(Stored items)
================================

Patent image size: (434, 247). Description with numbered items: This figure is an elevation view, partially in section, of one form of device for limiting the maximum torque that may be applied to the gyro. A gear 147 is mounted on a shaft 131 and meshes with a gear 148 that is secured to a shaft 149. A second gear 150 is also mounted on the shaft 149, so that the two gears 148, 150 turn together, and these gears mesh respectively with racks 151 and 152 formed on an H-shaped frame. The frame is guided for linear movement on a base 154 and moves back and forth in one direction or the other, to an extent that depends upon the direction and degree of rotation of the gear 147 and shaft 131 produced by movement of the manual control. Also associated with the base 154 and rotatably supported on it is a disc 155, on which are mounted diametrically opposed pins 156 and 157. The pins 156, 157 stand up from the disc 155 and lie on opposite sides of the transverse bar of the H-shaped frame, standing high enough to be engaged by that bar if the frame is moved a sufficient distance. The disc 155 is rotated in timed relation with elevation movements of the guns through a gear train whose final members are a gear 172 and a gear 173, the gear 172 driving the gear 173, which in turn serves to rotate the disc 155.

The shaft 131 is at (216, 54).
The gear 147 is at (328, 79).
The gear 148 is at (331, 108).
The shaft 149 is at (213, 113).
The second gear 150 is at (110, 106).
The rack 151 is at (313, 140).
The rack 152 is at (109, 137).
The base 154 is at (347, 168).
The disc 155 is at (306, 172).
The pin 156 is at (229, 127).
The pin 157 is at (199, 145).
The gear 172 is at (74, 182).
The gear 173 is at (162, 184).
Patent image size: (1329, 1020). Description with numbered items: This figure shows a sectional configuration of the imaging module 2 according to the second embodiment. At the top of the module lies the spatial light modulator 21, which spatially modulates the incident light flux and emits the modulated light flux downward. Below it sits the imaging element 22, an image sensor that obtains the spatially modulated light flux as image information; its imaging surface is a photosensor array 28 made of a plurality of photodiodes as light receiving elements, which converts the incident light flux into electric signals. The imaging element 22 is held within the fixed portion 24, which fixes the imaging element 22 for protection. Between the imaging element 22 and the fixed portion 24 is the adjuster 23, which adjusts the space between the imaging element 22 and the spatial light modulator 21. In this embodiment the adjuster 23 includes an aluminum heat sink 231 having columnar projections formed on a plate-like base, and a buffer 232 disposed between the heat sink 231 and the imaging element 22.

================================

### Exercise
Rewrite the lines from the first one through the line containing "The gear 173 is at (162, 184).", changing "gyro" to "gyroscope" and leaving everything else as it is.

### Written reply
Patent image size: (434, 247). Description with numbered items: This figure is an elevation view, partially in section, of one form of device for limiting the maximum torque that may be applied to the gyroscope. A gear 147 is mounted on a shaft 131 and meshes with a gear 148 that is secured to a shaft 149. A second gear 150 is also mounted on the shaft 149, so that the two gears 148, 150 turn together, and these gears mesh respectively with racks 151 and 152 formed on an H-shaped frame. The frame is guided for linear movement on a base 154 and moves back and forth in one direction or the other, to an extent that depends upon the direction and degree of rotation of the gear 147 and shaft 131 produced by movement of the manual control. Also associated with the base 154 and rotatably supported on it is a disc 155, on which are mounted diametrically opposed pins 156 and 157. The pins 156, 157 stand up from the disc 155 and lie on opposite sides of the transverse bar of the H-shaped frame, standing high enough to be engaged by that bar if the frame is moved a sufficient distance. The disc 155 is rotated in timed relation with elevation movements of the guns through a gear train whose final members are a gear 172 and a gear 173, the gear 172 driving the gear 173, which in turn serves to rotate the disc 155.

The shaft 131 is at (216, 54).
The gear 147 is at (328, 79).
The gear 148 is at (331, 108).
The shaft 149 is at (213, 113).
The second gear 150 is at (110, 106).
The rack 151 is at (313, 140).
The rack 152 is at (109, 137).
The base 154 is at (347, 168).
The disc 155 is at (306, 172).
The pin 156 is at (229, 127).
The pin 157 is at (199, 145).
The gear 172 is at (74, 182).
The gear 173 is at (162, 184).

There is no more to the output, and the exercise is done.